◆ Data shown ◆

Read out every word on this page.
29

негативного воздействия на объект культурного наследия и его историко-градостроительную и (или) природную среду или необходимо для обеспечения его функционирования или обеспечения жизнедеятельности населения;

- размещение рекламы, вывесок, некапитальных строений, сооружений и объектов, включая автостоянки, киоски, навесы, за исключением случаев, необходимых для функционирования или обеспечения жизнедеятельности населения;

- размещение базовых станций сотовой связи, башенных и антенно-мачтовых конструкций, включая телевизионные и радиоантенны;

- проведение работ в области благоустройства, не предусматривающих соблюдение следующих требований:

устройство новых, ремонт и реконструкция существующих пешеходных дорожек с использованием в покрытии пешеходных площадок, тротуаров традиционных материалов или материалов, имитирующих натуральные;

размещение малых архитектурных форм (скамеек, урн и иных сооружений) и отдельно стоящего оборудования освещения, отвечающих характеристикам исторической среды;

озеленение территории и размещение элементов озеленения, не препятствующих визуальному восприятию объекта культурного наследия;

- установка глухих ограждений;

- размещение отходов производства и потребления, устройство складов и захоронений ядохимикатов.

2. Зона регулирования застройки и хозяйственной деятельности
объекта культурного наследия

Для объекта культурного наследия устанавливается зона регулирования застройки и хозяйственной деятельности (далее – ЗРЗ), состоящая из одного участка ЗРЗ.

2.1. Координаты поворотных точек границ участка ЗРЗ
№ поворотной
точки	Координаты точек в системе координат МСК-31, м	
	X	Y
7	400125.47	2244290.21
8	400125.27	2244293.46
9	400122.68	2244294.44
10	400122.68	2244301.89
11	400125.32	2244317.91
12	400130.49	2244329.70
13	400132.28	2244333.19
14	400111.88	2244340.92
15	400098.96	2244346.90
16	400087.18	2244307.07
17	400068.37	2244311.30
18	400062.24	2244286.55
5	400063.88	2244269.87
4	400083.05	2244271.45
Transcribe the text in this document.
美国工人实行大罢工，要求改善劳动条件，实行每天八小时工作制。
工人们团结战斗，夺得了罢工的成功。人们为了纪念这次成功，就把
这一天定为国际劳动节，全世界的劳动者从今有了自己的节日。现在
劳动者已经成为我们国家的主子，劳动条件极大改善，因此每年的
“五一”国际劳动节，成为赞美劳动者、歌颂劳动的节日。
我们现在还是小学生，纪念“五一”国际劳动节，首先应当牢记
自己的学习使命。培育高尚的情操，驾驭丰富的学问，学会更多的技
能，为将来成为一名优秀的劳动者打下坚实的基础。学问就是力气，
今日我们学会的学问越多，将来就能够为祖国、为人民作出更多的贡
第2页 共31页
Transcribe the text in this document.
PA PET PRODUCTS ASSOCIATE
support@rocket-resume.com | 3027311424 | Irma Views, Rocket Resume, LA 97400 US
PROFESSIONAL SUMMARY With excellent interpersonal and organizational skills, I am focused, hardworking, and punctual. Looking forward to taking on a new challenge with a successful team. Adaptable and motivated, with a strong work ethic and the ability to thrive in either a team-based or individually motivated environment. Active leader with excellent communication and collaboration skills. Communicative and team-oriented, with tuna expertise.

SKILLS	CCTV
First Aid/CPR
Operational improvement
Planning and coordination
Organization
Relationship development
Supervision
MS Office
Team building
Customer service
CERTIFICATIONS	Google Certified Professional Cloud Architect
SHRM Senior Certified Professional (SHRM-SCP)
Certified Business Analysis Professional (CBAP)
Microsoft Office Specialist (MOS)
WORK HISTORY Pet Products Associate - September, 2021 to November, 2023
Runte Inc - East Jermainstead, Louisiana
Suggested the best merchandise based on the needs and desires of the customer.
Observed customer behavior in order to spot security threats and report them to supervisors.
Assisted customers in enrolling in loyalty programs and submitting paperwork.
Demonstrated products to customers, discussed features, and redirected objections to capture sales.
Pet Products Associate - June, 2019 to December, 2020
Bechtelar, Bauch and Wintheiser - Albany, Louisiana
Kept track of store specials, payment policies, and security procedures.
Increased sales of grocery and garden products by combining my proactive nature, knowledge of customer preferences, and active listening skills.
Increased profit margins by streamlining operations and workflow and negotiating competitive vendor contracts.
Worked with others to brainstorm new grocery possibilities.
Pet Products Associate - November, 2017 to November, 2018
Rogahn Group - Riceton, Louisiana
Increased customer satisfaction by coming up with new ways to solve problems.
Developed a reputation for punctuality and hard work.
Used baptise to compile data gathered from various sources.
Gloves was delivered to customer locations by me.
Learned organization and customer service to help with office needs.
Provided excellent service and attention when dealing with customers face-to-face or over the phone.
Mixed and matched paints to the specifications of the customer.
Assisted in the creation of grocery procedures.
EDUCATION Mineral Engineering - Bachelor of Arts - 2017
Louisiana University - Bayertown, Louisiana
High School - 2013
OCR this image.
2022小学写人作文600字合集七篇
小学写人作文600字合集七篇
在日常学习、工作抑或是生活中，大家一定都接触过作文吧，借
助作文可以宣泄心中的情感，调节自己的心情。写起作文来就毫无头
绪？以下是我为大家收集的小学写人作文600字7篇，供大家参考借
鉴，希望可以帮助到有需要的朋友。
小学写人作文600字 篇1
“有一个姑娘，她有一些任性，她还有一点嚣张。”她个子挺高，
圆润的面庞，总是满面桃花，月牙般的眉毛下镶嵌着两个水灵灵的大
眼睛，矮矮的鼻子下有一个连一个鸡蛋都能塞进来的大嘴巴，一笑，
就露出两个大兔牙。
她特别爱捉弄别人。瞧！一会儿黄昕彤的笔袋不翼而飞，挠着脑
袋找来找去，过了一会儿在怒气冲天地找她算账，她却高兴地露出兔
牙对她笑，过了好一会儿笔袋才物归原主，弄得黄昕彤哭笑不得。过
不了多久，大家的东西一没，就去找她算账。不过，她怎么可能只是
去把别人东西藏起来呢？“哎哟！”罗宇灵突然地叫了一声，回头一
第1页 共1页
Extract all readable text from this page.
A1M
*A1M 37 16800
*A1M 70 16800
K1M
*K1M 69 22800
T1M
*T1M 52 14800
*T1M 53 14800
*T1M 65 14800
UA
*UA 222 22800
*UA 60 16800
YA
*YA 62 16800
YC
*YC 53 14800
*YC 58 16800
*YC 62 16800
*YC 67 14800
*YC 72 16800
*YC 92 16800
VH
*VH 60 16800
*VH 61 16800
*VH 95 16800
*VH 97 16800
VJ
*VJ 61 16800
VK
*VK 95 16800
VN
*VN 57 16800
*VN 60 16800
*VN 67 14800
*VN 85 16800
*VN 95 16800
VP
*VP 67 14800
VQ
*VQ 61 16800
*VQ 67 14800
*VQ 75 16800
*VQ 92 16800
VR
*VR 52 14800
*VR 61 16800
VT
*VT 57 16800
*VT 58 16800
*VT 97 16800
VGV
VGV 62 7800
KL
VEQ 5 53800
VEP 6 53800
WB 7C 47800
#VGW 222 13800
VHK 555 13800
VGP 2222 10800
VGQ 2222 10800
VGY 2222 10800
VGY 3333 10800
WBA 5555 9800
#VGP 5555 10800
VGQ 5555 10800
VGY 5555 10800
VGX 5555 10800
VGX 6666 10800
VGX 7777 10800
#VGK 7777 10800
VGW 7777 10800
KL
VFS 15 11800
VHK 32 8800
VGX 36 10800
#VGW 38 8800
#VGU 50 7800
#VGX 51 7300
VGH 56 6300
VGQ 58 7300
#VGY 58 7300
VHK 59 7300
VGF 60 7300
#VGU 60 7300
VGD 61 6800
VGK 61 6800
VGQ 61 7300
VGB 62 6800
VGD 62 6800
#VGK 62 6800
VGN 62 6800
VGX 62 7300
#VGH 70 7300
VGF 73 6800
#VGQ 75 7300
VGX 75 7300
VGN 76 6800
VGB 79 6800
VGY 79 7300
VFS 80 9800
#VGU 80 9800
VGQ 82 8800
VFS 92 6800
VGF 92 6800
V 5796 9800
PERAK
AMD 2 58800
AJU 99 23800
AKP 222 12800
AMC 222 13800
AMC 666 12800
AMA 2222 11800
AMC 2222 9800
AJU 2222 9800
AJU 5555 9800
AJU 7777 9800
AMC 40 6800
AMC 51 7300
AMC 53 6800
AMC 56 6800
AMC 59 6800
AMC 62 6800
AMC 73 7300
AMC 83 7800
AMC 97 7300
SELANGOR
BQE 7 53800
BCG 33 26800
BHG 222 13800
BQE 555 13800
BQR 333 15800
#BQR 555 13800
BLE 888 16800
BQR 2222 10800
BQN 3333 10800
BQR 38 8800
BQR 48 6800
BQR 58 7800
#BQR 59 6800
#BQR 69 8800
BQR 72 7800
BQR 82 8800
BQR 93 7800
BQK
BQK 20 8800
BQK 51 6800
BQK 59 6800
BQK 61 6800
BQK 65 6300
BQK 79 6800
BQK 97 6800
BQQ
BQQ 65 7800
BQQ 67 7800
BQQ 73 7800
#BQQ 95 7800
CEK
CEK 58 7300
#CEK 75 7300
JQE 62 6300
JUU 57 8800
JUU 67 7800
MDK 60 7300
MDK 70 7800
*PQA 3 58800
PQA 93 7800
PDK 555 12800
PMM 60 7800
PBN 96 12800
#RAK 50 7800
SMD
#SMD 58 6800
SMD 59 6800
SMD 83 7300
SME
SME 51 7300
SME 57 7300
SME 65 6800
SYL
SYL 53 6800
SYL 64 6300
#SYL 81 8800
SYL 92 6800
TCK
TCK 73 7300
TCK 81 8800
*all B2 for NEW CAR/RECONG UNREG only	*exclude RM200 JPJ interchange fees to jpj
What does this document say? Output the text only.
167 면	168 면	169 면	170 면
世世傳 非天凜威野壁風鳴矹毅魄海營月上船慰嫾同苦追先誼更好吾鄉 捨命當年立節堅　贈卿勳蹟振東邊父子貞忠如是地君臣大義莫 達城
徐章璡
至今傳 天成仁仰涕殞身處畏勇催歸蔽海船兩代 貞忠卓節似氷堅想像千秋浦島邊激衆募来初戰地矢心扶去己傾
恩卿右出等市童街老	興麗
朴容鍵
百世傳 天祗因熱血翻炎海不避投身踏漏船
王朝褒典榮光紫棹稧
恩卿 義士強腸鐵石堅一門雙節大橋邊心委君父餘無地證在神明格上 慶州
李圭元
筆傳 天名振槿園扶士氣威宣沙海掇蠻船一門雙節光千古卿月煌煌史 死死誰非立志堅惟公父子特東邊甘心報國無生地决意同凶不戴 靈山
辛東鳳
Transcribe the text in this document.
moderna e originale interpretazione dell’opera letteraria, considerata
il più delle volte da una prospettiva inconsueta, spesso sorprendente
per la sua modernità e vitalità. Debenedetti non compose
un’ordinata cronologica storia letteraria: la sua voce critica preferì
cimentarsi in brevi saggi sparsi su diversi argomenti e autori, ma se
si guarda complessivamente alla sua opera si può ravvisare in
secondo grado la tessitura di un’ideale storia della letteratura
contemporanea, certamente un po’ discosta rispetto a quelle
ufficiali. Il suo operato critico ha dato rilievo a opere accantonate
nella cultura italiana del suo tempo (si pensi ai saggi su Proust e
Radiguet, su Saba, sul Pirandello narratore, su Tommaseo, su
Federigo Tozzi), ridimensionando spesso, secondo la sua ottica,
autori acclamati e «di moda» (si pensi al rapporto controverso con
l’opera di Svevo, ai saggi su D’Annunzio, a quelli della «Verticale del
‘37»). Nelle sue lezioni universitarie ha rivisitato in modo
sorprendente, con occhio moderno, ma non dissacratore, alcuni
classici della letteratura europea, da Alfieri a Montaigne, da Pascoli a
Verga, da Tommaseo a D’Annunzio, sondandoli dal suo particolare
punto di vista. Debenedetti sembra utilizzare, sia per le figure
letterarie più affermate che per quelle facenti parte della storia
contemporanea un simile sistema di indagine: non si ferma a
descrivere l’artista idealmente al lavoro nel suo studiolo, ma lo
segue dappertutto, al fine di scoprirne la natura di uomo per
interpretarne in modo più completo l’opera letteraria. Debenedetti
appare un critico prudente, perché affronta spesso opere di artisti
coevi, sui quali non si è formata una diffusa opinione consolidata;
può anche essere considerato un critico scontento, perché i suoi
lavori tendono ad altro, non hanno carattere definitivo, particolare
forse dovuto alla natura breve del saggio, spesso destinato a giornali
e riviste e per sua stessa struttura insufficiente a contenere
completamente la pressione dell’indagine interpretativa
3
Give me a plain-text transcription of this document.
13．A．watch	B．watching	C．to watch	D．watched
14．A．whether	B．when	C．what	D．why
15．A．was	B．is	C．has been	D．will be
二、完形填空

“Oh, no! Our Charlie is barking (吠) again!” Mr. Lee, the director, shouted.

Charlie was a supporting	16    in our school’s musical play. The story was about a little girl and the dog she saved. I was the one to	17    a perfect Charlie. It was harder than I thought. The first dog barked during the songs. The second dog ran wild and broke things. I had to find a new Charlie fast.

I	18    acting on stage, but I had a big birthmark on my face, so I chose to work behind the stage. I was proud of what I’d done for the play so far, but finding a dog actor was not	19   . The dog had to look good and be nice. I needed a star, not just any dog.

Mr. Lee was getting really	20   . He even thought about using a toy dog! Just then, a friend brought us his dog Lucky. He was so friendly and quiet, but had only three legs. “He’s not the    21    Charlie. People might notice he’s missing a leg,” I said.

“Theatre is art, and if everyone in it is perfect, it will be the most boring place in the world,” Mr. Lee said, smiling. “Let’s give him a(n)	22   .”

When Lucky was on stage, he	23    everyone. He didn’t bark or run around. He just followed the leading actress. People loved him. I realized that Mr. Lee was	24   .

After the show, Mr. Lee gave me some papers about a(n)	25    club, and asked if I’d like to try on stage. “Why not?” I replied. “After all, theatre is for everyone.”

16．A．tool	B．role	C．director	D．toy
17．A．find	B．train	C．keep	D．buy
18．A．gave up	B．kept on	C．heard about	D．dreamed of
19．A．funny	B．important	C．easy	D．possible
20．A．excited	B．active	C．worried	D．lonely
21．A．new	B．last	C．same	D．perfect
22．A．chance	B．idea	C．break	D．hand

◆ Aim ◆
For each line of the listing that holds the word "участка", show that line.

◆ Task solution ◆
Для объекта культурного наследия устанавливается зона регулирования застройки и хозяйственной деятельности (далее – ЗРЗ), состоящая из одного участка ЗРЗ.
2.1. Координаты поворотных точек границ участка ЗРЗ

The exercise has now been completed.